----- DATASET RECORDS -----

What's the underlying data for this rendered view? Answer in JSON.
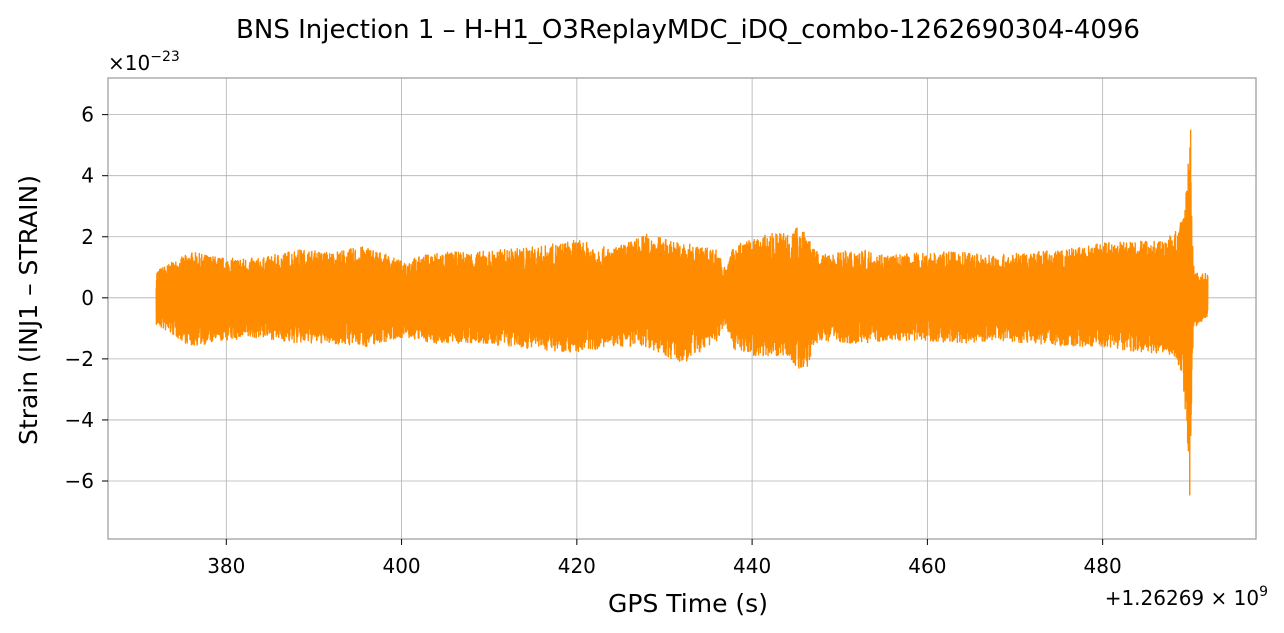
{
  "chart_data": {
    "type": "line",
    "title": "BNS Injection 1 – H-H1_O3ReplayMDC_iDQ_combo-1262690304-4096",
    "xlabel": "GPS Time (s)",
    "ylabel": "Strain (INJ1 – STRAIN)",
    "x_offset_text": "+1.26269 × 10",
    "x_offset_exponent": "9",
    "y_scale_text": "×10",
    "y_scale_exponent": "−23",
    "xlim": [
      366.5,
      497.5
    ],
    "ylim": [
      -7.9,
      7.2
    ],
    "x_ticks": [
      380,
      400,
      420,
      440,
      460,
      480
    ],
    "x_tick_labels": [
      "380",
      "400",
      "420",
      "440",
      "460",
      "480"
    ],
    "y_ticks": [
      -6,
      -4,
      -2,
      0,
      2,
      4,
      6
    ],
    "y_tick_labels": [
      "−6",
      "−4",
      "−2",
      "0",
      "2",
      "4",
      "6"
    ],
    "grid": true,
    "line_color": "#ff8c00",
    "series": [
      {
        "x_start": 372.0,
        "x_end": 492.0,
        "envelope": {
          "x": [
            372,
            376,
            380,
            384,
            388,
            392,
            396,
            400,
            404,
            408,
            412,
            416,
            420,
            424,
            428,
            432,
            436,
            437,
            438,
            440,
            442,
            444,
            446,
            447,
            448,
            452,
            456,
            460,
            464,
            468,
            472,
            476,
            480,
            484,
            487,
            488,
            489,
            489.5,
            489.8,
            490,
            490.2,
            490.5,
            491,
            492
          ],
          "upper": [
            0.9,
            1.5,
            1.3,
            1.3,
            1.6,
            1.5,
            1.7,
            1.2,
            1.5,
            1.5,
            1.6,
            1.7,
            1.9,
            1.6,
            2.1,
            1.8,
            1.6,
            0.9,
            1.8,
            1.9,
            2.1,
            2.2,
            2.4,
            1.6,
            1.4,
            1.6,
            1.4,
            1.5,
            1.5,
            1.4,
            1.5,
            1.6,
            1.8,
            1.9,
            1.9,
            2.1,
            2.5,
            3.5,
            4.8,
            6.5,
            2.0,
            0.9,
            0.8,
            0.8
          ],
          "lower": [
            -0.9,
            -1.6,
            -1.4,
            -1.3,
            -1.5,
            -1.5,
            -1.6,
            -1.3,
            -1.5,
            -1.5,
            -1.6,
            -1.7,
            -1.8,
            -1.6,
            -1.6,
            -2.2,
            -1.4,
            -0.9,
            -1.7,
            -1.9,
            -1.9,
            -1.9,
            -2.6,
            -1.6,
            -1.4,
            -1.5,
            -1.4,
            -1.4,
            -1.5,
            -1.4,
            -1.5,
            -1.6,
            -1.6,
            -1.8,
            -1.8,
            -2.0,
            -2.7,
            -4.0,
            -5.5,
            -7.2,
            -2.0,
            -1.0,
            -0.8,
            -0.7
          ]
        }
      }
    ]
  }
}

-----

WHAT THE TASK ASKS:
Copy the records exactly as they appear, excluding images.

THE COMPLETED TASK:
What's the underlying data for this rendered view? Answer in JSON.
{
  "chart_data": {
    "type": "line",
    "title": "BNS Injection 1 – H-H1_O3ReplayMDC_iDQ_combo-1262690304-4096",
    "xlabel": "GPS Time (s)",
    "ylabel": "Strain (INJ1 – STRAIN)",
    "x_offset_text": "+1.26269 × 10",
    "x_offset_exponent": "9",
    "y_scale_text": "×10",
    "y_scale_exponent": "−23",
    "xlim": [
      366.5,
      497.5
    ],
    "ylim": [
      -7.9,
      7.2
    ],
    "x_ticks": [
      380,
      400,
      420,
      440,
      460,
      480
    ],
    "x_tick_labels": [
      "380",
      "400",
      "420",
      "440",
      "460",
      "480"
    ],
    "y_ticks": [
      -6,
      -4,
      -2,
      0,
      2,
      4,
      6
    ],
    "y_tick_labels": [
      "−6",
      "−4",
      "−2",
      "0",
      "2",
      "4",
      "6"
    ],
    "grid": true,
    "line_color": "#ff8c00",
    "series": [
      {
        "x_start": 372.0,
        "x_end": 492.0,
        "envelope": {
          "x": [
            372,
            376,
            380,
            384,
            388,
            392,
            396,
            400,
            404,
            408,
            412,
            416,
            420,
            424,
            428,
            432,
            436,
            437,
            438,
            440,
            442,
            444,
            446,
            447,
            448,
            452,
            456,
            460,
            464,
            468,
            472,
            476,
            480,
            484,
            487,
            488,
            489,
            489.5,
            489.8,
            490,
            490.2,
            490.5,
            491,
            492
          ],
          "upper": [
            0.9,
            1.5,
            1.3,
            1.3,
            1.6,
            1.5,
            1.7,
            1.2,
            1.5,
            1.5,
            1.6,
            1.7,
            1.9,
            1.6,
            2.1,
            1.8,
            1.6,
            0.9,
            1.8,
            1.9,
            2.1,
            2.2,
            2.4,
            1.6,
            1.4,
            1.6,
            1.4,
            1.5,
            1.5,
            1.4,
            1.5,
            1.6,
            1.8,
            1.9,
            1.9,
            2.1,
            2.5,
            3.5,
            4.8,
            6.5,
            2.0,
            0.9,
            0.8,
            0.8
          ],
          "lower": [
            -0.9,
            -1.6,
            -1.4,
            -1.3,
            -1.5,
            -1.5,
            -1.6,
            -1.3,
            -1.5,
            -1.5,
            -1.6,
            -1.7,
            -1.8,
            -1.6,
            -1.6,
            -2.2,
            -1.4,
            -0.9,
            -1.7,
            -1.9,
            -1.9,
            -1.9,
            -2.6,
            -1.6,
            -1.4,
            -1.5,
            -1.4,
            -1.4,
            -1.5,
            -1.4,
            -1.5,
            -1.6,
            -1.6,
            -1.8,
            -1.8,
            -2.0,
            -2.7,
            -4.0,
            -5.5,
            -7.2,
            -2.0,
            -1.0,
            -0.8,
            -0.7
          ]
        }
      }
    ]
  }
}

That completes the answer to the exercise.